*WHAT YOU WILL DO*. Gather every line below where "subtitle" appears.

*RECORDS FOR THIS EXERCISE*.

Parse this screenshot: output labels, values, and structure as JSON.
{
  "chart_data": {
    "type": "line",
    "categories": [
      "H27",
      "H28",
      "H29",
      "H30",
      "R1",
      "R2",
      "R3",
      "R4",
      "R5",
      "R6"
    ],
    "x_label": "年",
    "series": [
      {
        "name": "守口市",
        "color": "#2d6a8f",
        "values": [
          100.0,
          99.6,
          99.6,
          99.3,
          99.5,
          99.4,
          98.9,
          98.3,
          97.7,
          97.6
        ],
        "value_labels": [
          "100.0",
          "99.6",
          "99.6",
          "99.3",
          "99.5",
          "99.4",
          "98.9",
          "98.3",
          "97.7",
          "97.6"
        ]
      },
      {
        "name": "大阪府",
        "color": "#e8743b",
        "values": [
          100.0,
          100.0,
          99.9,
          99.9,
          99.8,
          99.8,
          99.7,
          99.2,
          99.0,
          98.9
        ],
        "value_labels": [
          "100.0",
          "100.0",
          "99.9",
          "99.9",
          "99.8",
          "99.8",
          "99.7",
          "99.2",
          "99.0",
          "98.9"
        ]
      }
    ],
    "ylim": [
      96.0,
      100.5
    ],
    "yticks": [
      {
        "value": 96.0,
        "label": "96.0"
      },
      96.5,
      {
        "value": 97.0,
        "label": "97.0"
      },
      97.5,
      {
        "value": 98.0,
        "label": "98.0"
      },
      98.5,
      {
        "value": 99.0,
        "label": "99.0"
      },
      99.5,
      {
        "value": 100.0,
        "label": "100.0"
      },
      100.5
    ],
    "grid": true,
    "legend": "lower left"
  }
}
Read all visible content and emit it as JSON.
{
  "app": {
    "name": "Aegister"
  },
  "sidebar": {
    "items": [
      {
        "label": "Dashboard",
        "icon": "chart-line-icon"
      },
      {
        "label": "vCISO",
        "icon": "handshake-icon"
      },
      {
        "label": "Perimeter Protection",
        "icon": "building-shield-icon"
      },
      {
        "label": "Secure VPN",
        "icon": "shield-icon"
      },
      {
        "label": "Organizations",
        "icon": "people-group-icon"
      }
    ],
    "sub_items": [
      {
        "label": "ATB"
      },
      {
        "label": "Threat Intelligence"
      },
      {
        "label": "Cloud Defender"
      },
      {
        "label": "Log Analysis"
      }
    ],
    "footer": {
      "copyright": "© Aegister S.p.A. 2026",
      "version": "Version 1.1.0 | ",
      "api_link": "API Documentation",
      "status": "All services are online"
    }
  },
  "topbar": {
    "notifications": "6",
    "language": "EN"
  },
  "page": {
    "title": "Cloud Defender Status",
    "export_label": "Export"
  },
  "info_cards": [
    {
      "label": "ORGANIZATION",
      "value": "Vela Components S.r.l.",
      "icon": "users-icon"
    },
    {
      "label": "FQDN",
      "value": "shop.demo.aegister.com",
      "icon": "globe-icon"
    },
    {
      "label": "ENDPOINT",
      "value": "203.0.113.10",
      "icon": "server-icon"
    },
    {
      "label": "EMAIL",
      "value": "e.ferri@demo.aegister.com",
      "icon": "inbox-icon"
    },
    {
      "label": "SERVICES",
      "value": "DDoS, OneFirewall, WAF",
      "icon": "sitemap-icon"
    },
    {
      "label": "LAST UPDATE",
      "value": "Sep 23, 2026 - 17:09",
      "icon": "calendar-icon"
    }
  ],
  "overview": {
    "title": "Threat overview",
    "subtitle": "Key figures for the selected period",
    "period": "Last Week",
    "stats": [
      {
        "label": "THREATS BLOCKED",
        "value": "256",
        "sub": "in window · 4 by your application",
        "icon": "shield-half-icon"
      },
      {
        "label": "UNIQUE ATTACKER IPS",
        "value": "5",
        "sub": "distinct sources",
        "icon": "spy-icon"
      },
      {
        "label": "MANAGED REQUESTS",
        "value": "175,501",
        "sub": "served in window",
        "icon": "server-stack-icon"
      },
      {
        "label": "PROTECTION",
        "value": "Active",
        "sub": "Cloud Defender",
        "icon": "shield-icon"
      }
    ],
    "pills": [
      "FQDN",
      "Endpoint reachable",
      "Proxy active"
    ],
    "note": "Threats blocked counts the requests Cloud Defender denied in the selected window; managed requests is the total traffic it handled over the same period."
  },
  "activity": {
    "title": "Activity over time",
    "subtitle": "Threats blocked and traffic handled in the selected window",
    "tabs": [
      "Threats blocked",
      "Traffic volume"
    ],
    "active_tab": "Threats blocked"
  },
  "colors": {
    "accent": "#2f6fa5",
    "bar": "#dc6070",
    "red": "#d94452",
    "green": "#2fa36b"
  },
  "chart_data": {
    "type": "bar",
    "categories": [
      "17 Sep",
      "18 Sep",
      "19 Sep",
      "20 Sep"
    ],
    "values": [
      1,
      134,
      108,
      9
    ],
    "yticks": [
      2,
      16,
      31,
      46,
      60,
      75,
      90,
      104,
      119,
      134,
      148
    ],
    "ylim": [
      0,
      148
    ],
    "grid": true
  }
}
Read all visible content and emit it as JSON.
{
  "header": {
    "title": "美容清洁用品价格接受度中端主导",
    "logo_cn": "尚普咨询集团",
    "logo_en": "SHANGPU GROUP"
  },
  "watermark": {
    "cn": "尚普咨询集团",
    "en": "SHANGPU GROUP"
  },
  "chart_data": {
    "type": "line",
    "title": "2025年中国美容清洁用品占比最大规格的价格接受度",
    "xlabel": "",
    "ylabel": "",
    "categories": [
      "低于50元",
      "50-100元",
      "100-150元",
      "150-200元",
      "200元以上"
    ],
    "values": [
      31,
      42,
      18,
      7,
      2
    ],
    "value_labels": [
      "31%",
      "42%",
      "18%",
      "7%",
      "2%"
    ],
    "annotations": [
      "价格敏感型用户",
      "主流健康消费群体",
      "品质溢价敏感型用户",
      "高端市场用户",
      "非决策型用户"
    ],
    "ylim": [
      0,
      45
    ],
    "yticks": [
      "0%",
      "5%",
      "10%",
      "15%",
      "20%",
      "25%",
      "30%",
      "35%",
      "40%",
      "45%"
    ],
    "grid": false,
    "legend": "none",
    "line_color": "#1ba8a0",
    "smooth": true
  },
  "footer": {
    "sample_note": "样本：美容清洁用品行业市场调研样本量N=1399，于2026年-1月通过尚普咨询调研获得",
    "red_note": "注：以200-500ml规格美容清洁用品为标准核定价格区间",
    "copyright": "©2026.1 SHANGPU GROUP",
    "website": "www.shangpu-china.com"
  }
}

*TASK RESULT*.
    "subtitle": "Key figures for the selected period",
    "subtitle": "Threats blocked and traffic handled in the selected window",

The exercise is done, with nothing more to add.